[Stored entries]
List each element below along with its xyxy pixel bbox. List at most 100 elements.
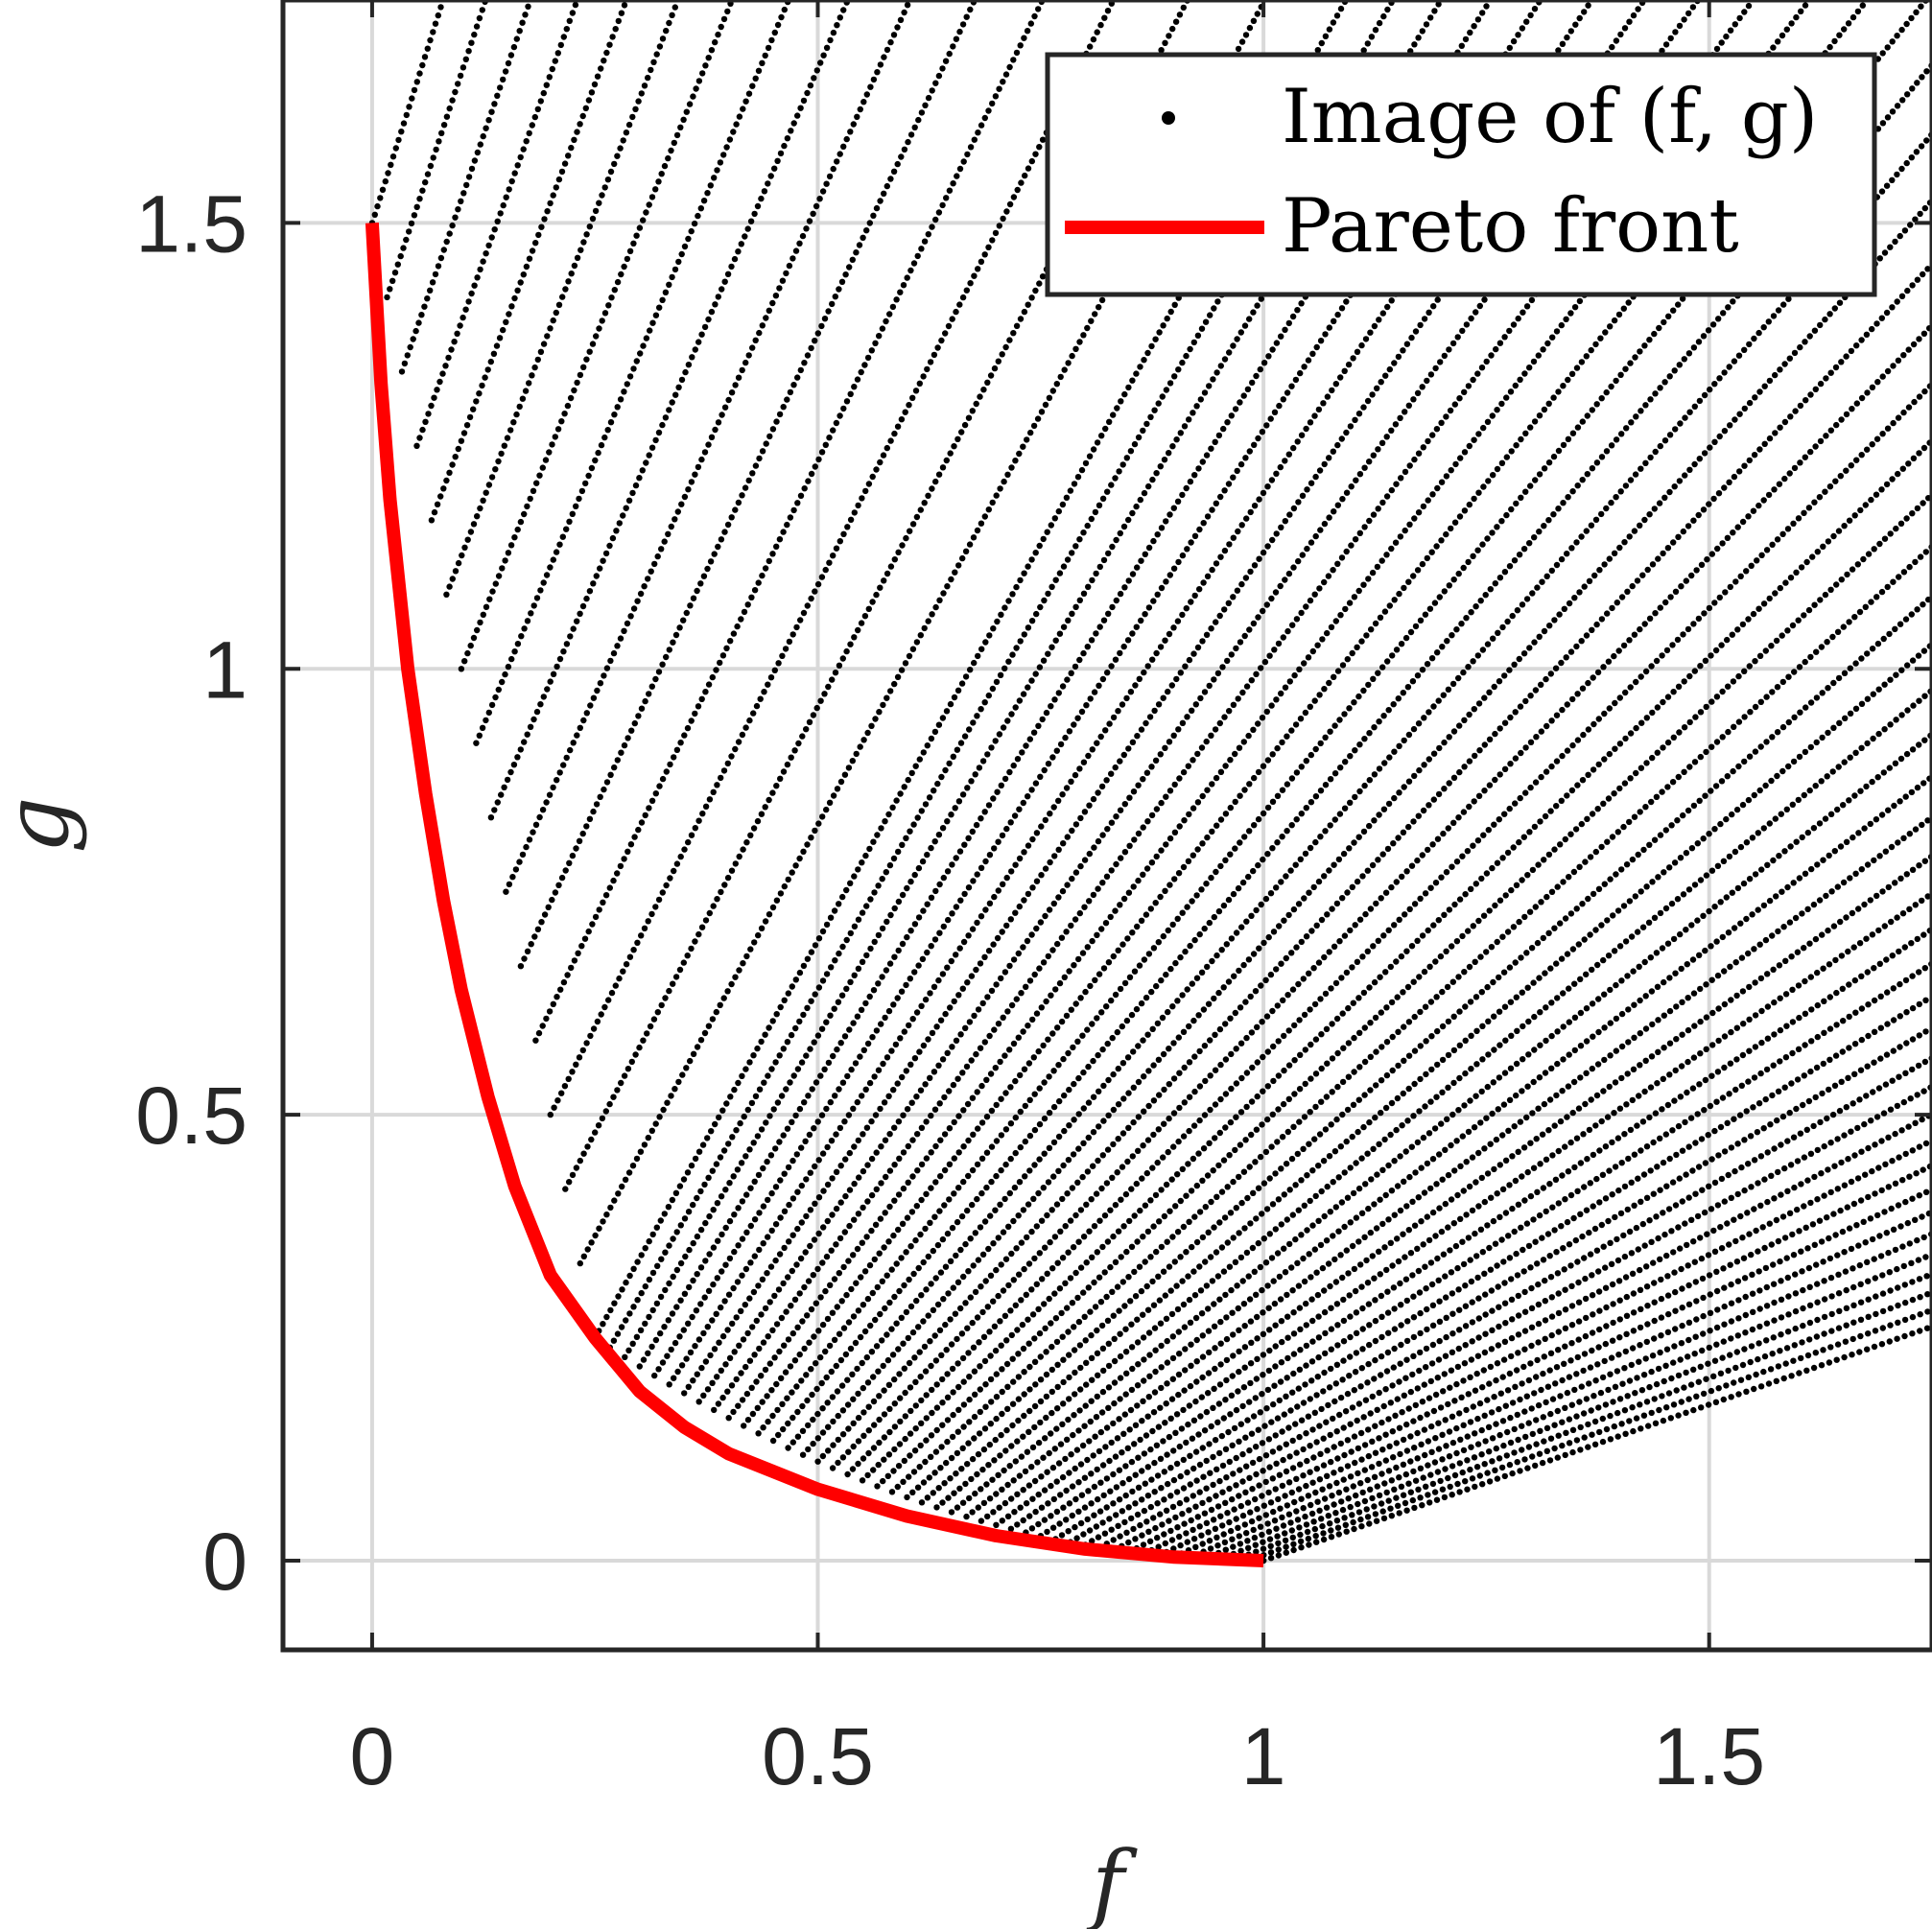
scatter-point — [1681, 356, 1688, 363]
scatter-point — [1317, 788, 1325, 794]
scatter-point — [1174, 915, 1181, 922]
scatter-point — [1246, 828, 1253, 835]
scatter-point — [1301, 660, 1308, 667]
scatter-point — [431, 508, 438, 516]
scatter-point — [677, 1297, 684, 1304]
scatter-point — [1411, 41, 1418, 48]
scatter-point — [962, 673, 970, 680]
scatter-point — [1411, 456, 1418, 463]
scatter-point — [1117, 590, 1124, 598]
scatter-point — [1770, 313, 1778, 319]
scatter-point — [1274, 792, 1282, 799]
scatter-point — [901, 1282, 907, 1289]
scatter-point — [488, 474, 496, 481]
scatter-point — [888, 1047, 895, 1054]
scatter-point — [1331, 673, 1337, 680]
scatter-point — [550, 670, 557, 677]
scatter-point — [1197, 694, 1204, 702]
scatter-point — [1417, 617, 1425, 623]
scatter-point — [1048, 992, 1054, 999]
scatter-point — [1094, 439, 1101, 446]
scatter-point — [1328, 623, 1335, 630]
scatter-point — [825, 308, 832, 315]
scatter-point — [903, 981, 909, 989]
scatter-point — [923, 1286, 930, 1293]
scatter-point — [805, 1446, 812, 1453]
scatter-point — [1172, 959, 1179, 967]
scatter-point — [590, 694, 598, 701]
scatter-point — [715, 543, 721, 551]
scatter-point — [1050, 1173, 1057, 1180]
scatter-point — [412, 327, 419, 335]
scatter-point — [1259, 429, 1266, 435]
scatter-point — [794, 1066, 802, 1072]
scatter-point — [559, 294, 566, 300]
scatter-point — [574, 732, 580, 739]
scatter-point — [1112, 907, 1119, 914]
scatter-point — [1424, 554, 1431, 562]
scatter-point — [767, 173, 774, 179]
scatter-point — [927, 1074, 933, 1082]
scatter-point — [1541, 406, 1548, 413]
scatter-point — [735, 499, 742, 506]
scatter-point — [1007, 1120, 1015, 1127]
scatter-point — [845, 1319, 853, 1326]
scatter-point — [884, 918, 890, 926]
scatter-point — [867, 896, 874, 903]
scatter-point — [559, 533, 566, 540]
scatter-point — [1110, 714, 1118, 721]
scatter-point — [603, 49, 610, 57]
scatter-point — [1021, 1066, 1028, 1072]
scatter-point — [1109, 1034, 1116, 1042]
scatter-point — [1491, 683, 1497, 691]
scatter-point — [1266, 652, 1273, 659]
scatter-point — [797, 492, 805, 499]
scatter-point — [1181, 423, 1189, 430]
scatter-point — [1215, 989, 1222, 997]
scatter-point — [786, 262, 793, 270]
scatter-point — [1251, 822, 1258, 829]
scatter-point — [1072, 663, 1079, 670]
scatter-point — [431, 394, 437, 401]
scatter-point — [1226, 541, 1233, 548]
scatter-point — [716, 1339, 722, 1346]
scatter-point — [946, 1088, 953, 1094]
scatter-point — [672, 1189, 680, 1197]
scatter-point — [524, 503, 530, 510]
scatter-point — [1089, 746, 1096, 753]
scatter-point — [788, 754, 794, 761]
scatter-point — [865, 1403, 872, 1410]
scatter-point — [1656, 500, 1663, 506]
scatter-point — [1593, 621, 1600, 628]
scatter-point — [1273, 884, 1280, 891]
scatter-point — [862, 852, 869, 859]
scatter-point — [1391, 360, 1398, 366]
scatter-point — [474, 513, 481, 520]
scatter-point — [877, 584, 884, 591]
scatter-point — [745, 477, 752, 484]
scatter-point — [1226, 349, 1233, 356]
scatter-point — [1564, 34, 1570, 41]
scatter-point — [1528, 296, 1536, 304]
scatter-point — [1419, 560, 1426, 568]
scatter-point — [911, 124, 918, 130]
scatter-point — [666, 1280, 672, 1287]
scatter-point — [1230, 342, 1237, 349]
scatter-point — [863, 1234, 870, 1240]
scatter-point — [985, 107, 992, 114]
scatter-point — [991, 893, 998, 901]
scatter-point — [840, 530, 847, 537]
scatter-point — [446, 105, 453, 112]
scatter-point — [648, 1127, 655, 1135]
scatter-point — [1386, 602, 1394, 609]
scatter-point — [881, 190, 887, 197]
scatter-point — [1230, 474, 1237, 481]
scatter-point — [622, 1353, 628, 1361]
scatter-point — [631, 834, 638, 840]
scatter-point — [1235, 528, 1241, 535]
scatter-point — [1603, 448, 1611, 455]
scatter-point — [944, 1230, 952, 1237]
scatter-point — [1010, 762, 1017, 769]
scatter-point — [776, 1052, 783, 1059]
scatter-point — [722, 1224, 729, 1232]
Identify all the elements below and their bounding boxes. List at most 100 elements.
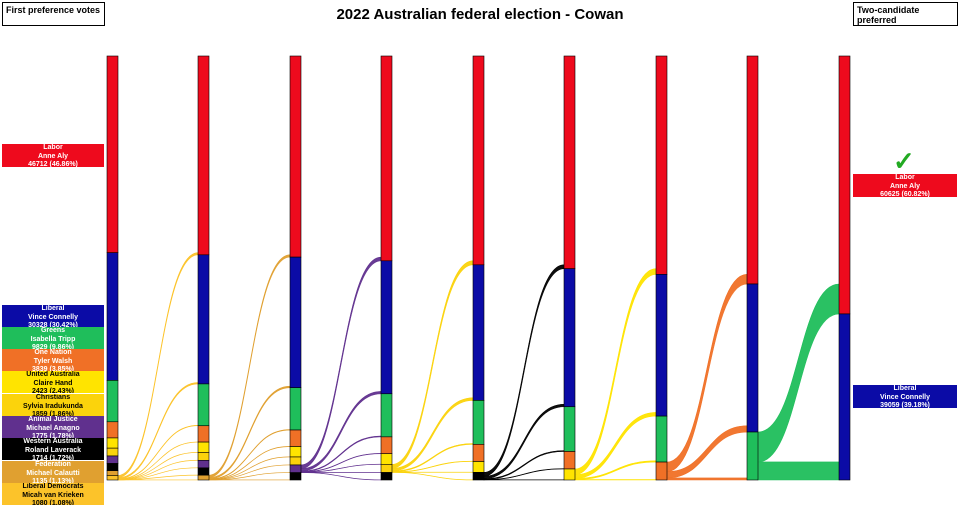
bar-round9-liberal <box>838 313 851 481</box>
candidate-label: United Australia Claire Hand 2423 (2.43%) <box>2 371 104 393</box>
flow-animal-justice-to-one-nation <box>300 453 382 473</box>
winner-check-icon: ✓ <box>893 146 915 176</box>
bar-round6-liberal <box>563 268 576 408</box>
flow-one-nation-to-greens <box>666 477 748 481</box>
final-label: 39059 (39.18%) <box>880 402 930 409</box>
candidate-party: Liberal <box>41 305 65 312</box>
candidate-label: Liberal Democrats Micah van Krieken 1080 (… <box>2 483 104 505</box>
bar-round1-united-australia <box>106 437 119 449</box>
bar-round1-one-nation <box>106 421 119 439</box>
bar-round6-greens <box>563 406 576 452</box>
candidate-label: Animal Justice Michael Anagno 1775 (1.78%) <box>2 416 104 438</box>
final-party: Liberal <box>893 385 917 392</box>
bar-round4-western-australia <box>380 472 393 481</box>
candidate-label: 9829 (9.86%) <box>31 344 75 349</box>
final-name: Anne Aly <box>889 182 921 190</box>
candidate-party: United Australia <box>26 371 80 378</box>
candidate-name: Micah van Krieken <box>22 491 84 499</box>
candidate-party: One Nation <box>34 349 72 356</box>
bar-round1-liberal <box>106 252 119 381</box>
bar-round2-united-australia <box>197 441 210 453</box>
bar-round8-greens <box>746 431 759 481</box>
bar-round9-labor <box>838 55 851 315</box>
candidate-label: Western Australia Roland Laverack 1714 (1.… <box>2 438 104 460</box>
flow-federation-to-greens <box>208 429 291 480</box>
final-candidate-label: Liberal Vince Connelly 39059 (39.18%) <box>853 385 957 409</box>
candidate-label: 1859 (1.86%) <box>31 411 75 416</box>
bar-round1-christians <box>106 447 119 457</box>
first-preference-box: First preference votes <box>2 2 105 26</box>
candidate-name: Michael Anagno <box>26 424 80 432</box>
flow-federation-to-labor <box>208 254 291 478</box>
bar-round4-united-australia <box>380 453 393 465</box>
bar-round2-one-nation <box>197 425 210 443</box>
candidate-label: 1775 (1.78%) <box>31 433 75 438</box>
bar-round3-greens <box>289 387 302 431</box>
bar-round5-liberal <box>472 264 485 401</box>
bar-round4-labor <box>380 55 393 262</box>
flow-greens-to-labor <box>757 283 840 463</box>
bar-round4-greens <box>380 393 393 438</box>
candidate-label: 1080 (1.08%) <box>31 500 75 505</box>
bar-round3-animal-justice <box>289 464 302 473</box>
flow-greens-to-liberal <box>757 461 840 481</box>
flow-animal-justice-to-labor <box>300 256 382 469</box>
bar-round6-one-nation <box>563 451 576 470</box>
candidate-name: Anne Aly <box>37 152 69 160</box>
candidate-party: Federation <box>35 461 71 468</box>
bar-round1-greens <box>106 380 119 423</box>
candidate-party: Greens <box>40 327 66 334</box>
candidate-label: 1714 (1.72%) <box>31 455 75 460</box>
bar-round4-liberal <box>380 260 393 395</box>
bar-round5-greens <box>472 400 485 445</box>
two-candidate-box: Two-candidate preferred <box>853 2 958 26</box>
bar-round5-one-nation <box>472 444 485 462</box>
candidate-label: 46712 (46.86%) <box>28 161 78 167</box>
bar-round2-animal-justice <box>197 460 210 469</box>
candidate-label: One Nation Tyler Walsh 3839 (3.85%) <box>2 349 104 371</box>
flow-united-australia-to-liberal <box>574 412 657 479</box>
bar-round5-labor <box>472 55 485 266</box>
bar-round2-christians <box>197 452 210 461</box>
bar-round2-greens <box>197 383 210 427</box>
bar-round1-labor <box>106 55 119 253</box>
bar-round8-labor <box>746 55 759 285</box>
final-label: 60625 (60.82%) <box>880 191 930 198</box>
flow-western-australia-to-labor <box>483 264 565 477</box>
bar-round3-western-australia <box>289 472 302 481</box>
bar-round7-liberal <box>655 274 668 417</box>
flow-christians-to-labor <box>391 260 474 469</box>
bar-round3-united-australia <box>289 446 302 458</box>
candidate-label: Labor Anne Aly 46712 (46.86%) <box>2 144 104 167</box>
flow-liberal-democrats-to-labor <box>117 252 199 478</box>
bar-round2-federation <box>197 474 210 481</box>
bar-round7-labor <box>655 55 668 275</box>
flow-one-nation-to-labor <box>666 274 748 473</box>
candidate-name: Sylvia Iradukunda <box>23 402 83 410</box>
bar-round1-western-australia <box>106 463 119 471</box>
bar-round7-greens <box>655 415 668 463</box>
bar-round4-one-nation <box>380 436 393 455</box>
bar-round5-united-australia <box>472 461 485 473</box>
bar-round3-liberal <box>289 256 302 388</box>
bar-round2-western-australia <box>197 467 210 476</box>
candidate-label: 30328 (30.42%) <box>28 322 78 327</box>
bar-round4-christians <box>380 464 393 473</box>
bar-round6-united-australia <box>563 468 576 481</box>
bar-round3-christians <box>289 456 302 466</box>
chart-title: 2022 Australian federal election - Cowan <box>336 6 624 23</box>
candidate-name: Michael Calautti <box>26 469 80 477</box>
candidate-name: Vince Connelly <box>27 313 79 321</box>
flow-christians-to-western-australia <box>391 472 474 481</box>
candidate-party: Liberal Democrats <box>22 483 84 490</box>
flow-animal-justice-to-western-australia <box>300 472 382 481</box>
candidate-label: Liberal Vince Connelly 30328 (30.42%) <box>2 305 104 327</box>
candidate-party: Western Australia <box>23 438 83 445</box>
bar-round7-one-nation <box>655 461 668 481</box>
flow-liberal-democrats-to-liberal <box>117 382 199 480</box>
bar-round3-labor <box>289 55 302 258</box>
candidate-label: Christians Sylvia Iradukunda 1859 (1.86%) <box>2 394 104 416</box>
candidate-label: Greens Isabella Tripp 9829 (9.86%) <box>2 327 104 349</box>
bar-round5-western-australia <box>472 472 485 481</box>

# WRITTEN PROBLEM
Reproduce verbatim the lines of the entries above that begin at the line containing "bar-round9-liberal <box>838 313 851 481</box>" and end with the line containing "candidate-label: 1080 (1.08%)".

# EXERCISE ANSWER
bar-round9-liberal <box>838 313 851 481</box>
candidate-label: United Australia Claire Hand 2423 (2.43%) <box>2 371 104 393</box>
flow-animal-justice-to-one-nation <box>300 453 382 473</box>
winner-check-icon: ✓ <box>893 146 915 176</box>
bar-round6-liberal <box>563 268 576 408</box>
flow-one-nation-to-greens <box>666 477 748 481</box>
final-label: 39059 (39.18%) <box>880 402 930 409</box>
candidate-party: Liberal <box>41 305 65 312</box>
candidate-label: Liberal Democrats Micah van Krieken 1080 (… <box>2 483 104 505</box>
bar-round1-united-australia <box>106 437 119 449</box>
bar-round1-one-nation <box>106 421 119 439</box>
bar-round6-greens <box>563 406 576 452</box>
candidate-label: Animal Justice Michael Anagno 1775 (1.78%) <box>2 416 104 438</box>
final-party: Liberal <box>893 385 917 392</box>
bar-round4-western-australia <box>380 472 393 481</box>
candidate-label: 9829 (9.86%) <box>31 344 75 349</box>
final-name: Anne Aly <box>889 182 921 190</box>
candidate-party: United Australia <box>26 371 80 378</box>
candidate-name: Micah van Krieken <box>22 491 84 499</box>
candidate-party: One Nation <box>34 349 72 356</box>
bar-round1-liberal <box>106 252 119 381</box>
bar-round2-united-australia <box>197 441 210 453</box>
bar-round8-greens <box>746 431 759 481</box>
bar-round9-labor <box>838 55 851 315</box>
candidate-label: Western Australia Roland Laverack 1714 (1.… <box>2 438 104 460</box>
flow-federation-to-greens <box>208 429 291 480</box>
final-candidate-label: Liberal Vince Connelly 39059 (39.18%) <box>853 385 957 409</box>
candidate-label: 1859 (1.86%) <box>31 411 75 416</box>
bar-round1-christians <box>106 447 119 457</box>
first-preference-box: First preference votes <box>2 2 105 26</box>
candidate-name: Michael Anagno <box>26 424 80 432</box>
flow-federation-to-labor <box>208 254 291 478</box>
bar-round4-united-australia <box>380 453 393 465</box>
bar-round2-one-nation <box>197 425 210 443</box>
candidate-label: 1775 (1.78%) <box>31 433 75 438</box>
bar-round3-greens <box>289 387 302 431</box>
bar-round5-liberal <box>472 264 485 401</box>
bar-round4-labor <box>380 55 393 262</box>
flow-greens-to-labor <box>757 283 840 463</box>
bar-round4-greens <box>380 393 393 438</box>
candidate-label: 1080 (1.08%) <box>31 500 75 505</box>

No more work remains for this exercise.